<<<<

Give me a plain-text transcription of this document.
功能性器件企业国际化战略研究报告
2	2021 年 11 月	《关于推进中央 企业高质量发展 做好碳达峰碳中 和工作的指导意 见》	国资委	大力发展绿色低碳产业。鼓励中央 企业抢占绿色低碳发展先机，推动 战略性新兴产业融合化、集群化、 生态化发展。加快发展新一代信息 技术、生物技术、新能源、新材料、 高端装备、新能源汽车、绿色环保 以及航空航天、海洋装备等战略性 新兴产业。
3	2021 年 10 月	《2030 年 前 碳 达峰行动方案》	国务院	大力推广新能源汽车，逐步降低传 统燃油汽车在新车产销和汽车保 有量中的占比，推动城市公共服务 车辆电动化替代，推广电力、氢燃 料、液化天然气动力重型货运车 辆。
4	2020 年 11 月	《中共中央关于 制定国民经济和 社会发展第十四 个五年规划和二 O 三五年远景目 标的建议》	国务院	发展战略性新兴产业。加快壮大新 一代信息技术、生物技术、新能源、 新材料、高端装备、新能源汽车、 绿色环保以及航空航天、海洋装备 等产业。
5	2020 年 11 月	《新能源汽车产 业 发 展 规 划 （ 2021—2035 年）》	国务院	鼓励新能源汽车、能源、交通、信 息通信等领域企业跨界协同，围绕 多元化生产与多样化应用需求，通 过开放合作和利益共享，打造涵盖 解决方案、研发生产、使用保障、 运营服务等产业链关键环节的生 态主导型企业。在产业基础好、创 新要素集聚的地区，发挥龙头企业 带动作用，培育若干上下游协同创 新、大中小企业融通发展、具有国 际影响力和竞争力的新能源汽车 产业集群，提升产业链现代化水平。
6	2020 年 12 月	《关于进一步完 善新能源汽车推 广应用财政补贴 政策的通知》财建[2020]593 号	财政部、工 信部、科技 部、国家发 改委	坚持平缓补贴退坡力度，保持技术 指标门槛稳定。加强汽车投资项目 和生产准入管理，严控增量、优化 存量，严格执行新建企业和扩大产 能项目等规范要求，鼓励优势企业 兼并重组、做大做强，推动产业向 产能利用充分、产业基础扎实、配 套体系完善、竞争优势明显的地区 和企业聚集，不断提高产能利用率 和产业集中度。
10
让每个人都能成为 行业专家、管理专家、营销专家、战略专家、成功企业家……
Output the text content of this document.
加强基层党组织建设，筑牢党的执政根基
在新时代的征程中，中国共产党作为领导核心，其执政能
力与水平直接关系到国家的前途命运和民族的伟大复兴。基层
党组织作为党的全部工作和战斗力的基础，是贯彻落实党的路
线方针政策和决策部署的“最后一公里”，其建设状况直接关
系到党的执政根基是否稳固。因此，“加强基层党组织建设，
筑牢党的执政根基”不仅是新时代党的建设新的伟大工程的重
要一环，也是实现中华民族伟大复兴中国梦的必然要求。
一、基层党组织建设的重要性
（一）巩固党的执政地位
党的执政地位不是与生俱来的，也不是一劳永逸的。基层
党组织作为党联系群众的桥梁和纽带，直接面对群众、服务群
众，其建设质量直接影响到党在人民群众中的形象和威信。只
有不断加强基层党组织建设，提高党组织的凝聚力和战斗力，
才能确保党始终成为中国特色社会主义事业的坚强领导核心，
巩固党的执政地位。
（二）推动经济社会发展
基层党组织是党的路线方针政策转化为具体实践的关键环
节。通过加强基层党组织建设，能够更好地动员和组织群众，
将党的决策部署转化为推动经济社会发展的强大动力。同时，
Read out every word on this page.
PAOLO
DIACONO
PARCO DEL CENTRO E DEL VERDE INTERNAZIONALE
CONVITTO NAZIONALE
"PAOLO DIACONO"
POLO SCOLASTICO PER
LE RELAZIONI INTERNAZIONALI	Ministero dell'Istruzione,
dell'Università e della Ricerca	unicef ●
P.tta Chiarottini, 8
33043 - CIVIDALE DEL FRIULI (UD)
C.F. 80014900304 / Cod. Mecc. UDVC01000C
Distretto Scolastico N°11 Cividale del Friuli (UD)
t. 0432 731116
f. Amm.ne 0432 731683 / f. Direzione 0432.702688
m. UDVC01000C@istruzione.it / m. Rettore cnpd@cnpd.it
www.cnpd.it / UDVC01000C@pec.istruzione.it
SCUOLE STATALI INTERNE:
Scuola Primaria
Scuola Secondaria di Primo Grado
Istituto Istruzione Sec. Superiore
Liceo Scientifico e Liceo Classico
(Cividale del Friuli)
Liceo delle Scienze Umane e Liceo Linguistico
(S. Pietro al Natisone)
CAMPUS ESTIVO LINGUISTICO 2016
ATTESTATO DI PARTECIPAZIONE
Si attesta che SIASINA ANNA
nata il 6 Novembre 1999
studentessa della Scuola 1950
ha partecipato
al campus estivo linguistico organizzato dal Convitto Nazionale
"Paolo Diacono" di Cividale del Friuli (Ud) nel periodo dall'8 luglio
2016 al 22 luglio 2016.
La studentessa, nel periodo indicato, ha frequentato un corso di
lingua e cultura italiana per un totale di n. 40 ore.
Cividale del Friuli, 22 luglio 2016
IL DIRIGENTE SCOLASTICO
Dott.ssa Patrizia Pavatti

>>>>

Quote all of the entries verbatim.

• Written answer
Give me a plain-text transcription of this document.
功能性器件企业国际化战略研究报告
2	2021 年 11 月	《关于推进中央 企业高质量发展 做好碳达峰碳中 和工作的指导意 见》	国资委	大力发展绿色低碳产业。鼓励中央 企业抢占绿色低碳发展先机，推动 战略性新兴产业融合化、集群化、 生态化发展。加快发展新一代信息 技术、生物技术、新能源、新材料、 高端装备、新能源汽车、绿色环保 以及航空航天、海洋装备等战略性 新兴产业。
3	2021 年 10 月	《2030 年 前 碳 达峰行动方案》	国务院	大力推广新能源汽车，逐步降低传 统燃油汽车在新车产销和汽车保 有量中的占比，推动城市公共服务 车辆电动化替代，推广电力、氢燃 料、液化天然气动力重型货运车 辆。
4	2020 年 11 月	《中共中央关于 制定国民经济和 社会发展第十四 个五年规划和二 O 三五年远景目 标的建议》	国务院	发展战略性新兴产业。加快壮大新 一代信息技术、生物技术、新能源、 新材料、高端装备、新能源汽车、 绿色环保以及航空航天、海洋装备 等产业。
5	2020 年 11 月	《新能源汽车产 业 发 展 规 划 （ 2021—2035 年）》	国务院	鼓励新能源汽车、能源、交通、信 息通信等领域企业跨界协同，围绕 多元化生产与多样化应用需求，通 过开放合作和利益共享，打造涵盖 解决方案、研发生产、使用保障、 运营服务等产业链关键环节的生 态主导型企业。在产业基础好、创 新要素集聚的地区，发挥龙头企业 带动作用，培育若干上下游协同创 新、大中小企业融通发展、具有国 际影响力和竞争力的新能源汽车 产业集群，提升产业链现代化水平。
6	2020 年 12 月	《关于进一步完 善新能源汽车推 广应用财政补贴 政策的通知》财建[2020]593 号	财政部、工 信部、科技 部、国家发 改委	坚持平缓补贴退坡力度，保持技术 指标门槛稳定。加强汽车投资项目 和生产准入管理，严控增量、优化 存量，严格执行新建企业和扩大产 能项目等规范要求，鼓励优势企业 兼并重组、做大做强，推动产业向 产能利用充分、产业基础扎实、配 套体系完善、竞争优势明显的地区 和企业聚集，不断提高产能利用率 和产业集中度。
10
让每个人都能成为 行业专家、管理专家、营销专家、战略专家、成功企业家……
Output the text content of this document.
加强基层党组织建设，筑牢党的执政根基
在新时代的征程中，中国共产党作为领导核心，其执政能
力与水平直接关系到国家的前途命运和民族的伟大复兴。基层
党组织作为党的全部工作和战斗力的基础，是贯彻落实党的路
线方针政策和决策部署的“最后一公里”，其建设状况直接关
系到党的执政根基是否稳固。因此，“加强基层党组织建设，
筑牢党的执政根基”不仅是新时代党的建设新的伟大工程的重
要一环，也是实现中华民族伟大复兴中国梦的必然要求。
一、基层党组织建设的重要性
（一）巩固党的执政地位
党的执政地位不是与生俱来的，也不是一劳永逸的。基层
党组织作为党联系群众的桥梁和纽带，直接面对群众、服务群
众，其建设质量直接影响到党在人民群众中的形象和威信。只
有不断加强基层党组织建设，提高党组织的凝聚力和战斗力，
才能确保党始终成为中国特色社会主义事业的坚强领导核心，
巩固党的执政地位。
（二）推动经济社会发展
基层党组织是党的路线方针政策转化为具体实践的关键环
节。通过加强基层党组织建设，能够更好地动员和组织群众，
将党的决策部署转化为推动经济社会发展的强大动力。同时，
Read out every word on this page.
PAOLO
DIACONO
PARCO DEL CENTRO E DEL VERDE INTERNAZIONALE
CONVITTO NAZIONALE
"PAOLO DIACONO"
POLO SCOLASTICO PER
LE RELAZIONI INTERNAZIONALI	Ministero dell'Istruzione,
dell'Università e della Ricerca	unicef ●
P.tta Chiarottini, 8
33043 - CIVIDALE DEL FRIULI (UD)
C.F. 80014900304 / Cod. Mecc. UDVC01000C
Distretto Scolastico N°11 Cividale del Friuli (UD)
t. 0432 731116
f. Amm.ne 0432 731683 / f. Direzione 0432.702688
m. UDVC01000C@istruzione.it / m. Rettore cnpd@cnpd.it
www.cnpd.it / UDVC01000C@pec.istruzione.it
SCUOLE STATALI INTERNE:
Scuola Primaria
Scuola Secondaria di Primo Grado
Istituto Istruzione Sec. Superiore
Liceo Scientifico e Liceo Classico
(Cividale del Friuli)
Liceo delle Scienze Umane e Liceo Linguistico
(S. Pietro al Natisone)
CAMPUS ESTIVO LINGUISTICO 2016
ATTESTATO DI PARTECIPAZIONE
Si attesta che SIASINA ANNA
nata il 6 Novembre 1999
studentessa della Scuola 1950
ha partecipato
al campus estivo linguistico organizzato dal Convitto Nazionale
"Paolo Diacono" di Cividale del Friuli (Ud) nel periodo dall'8 luglio
2016 al 22 luglio 2016.
La studentessa, nel periodo indicato, ha frequentato un corso di
lingua e cultura italiana per un totale di n. 40 ore.
Cividale del Friuli, 22 luglio 2016
IL DIRIGENTE SCOLASTICO
Dott.ssa Patrizia Pavatti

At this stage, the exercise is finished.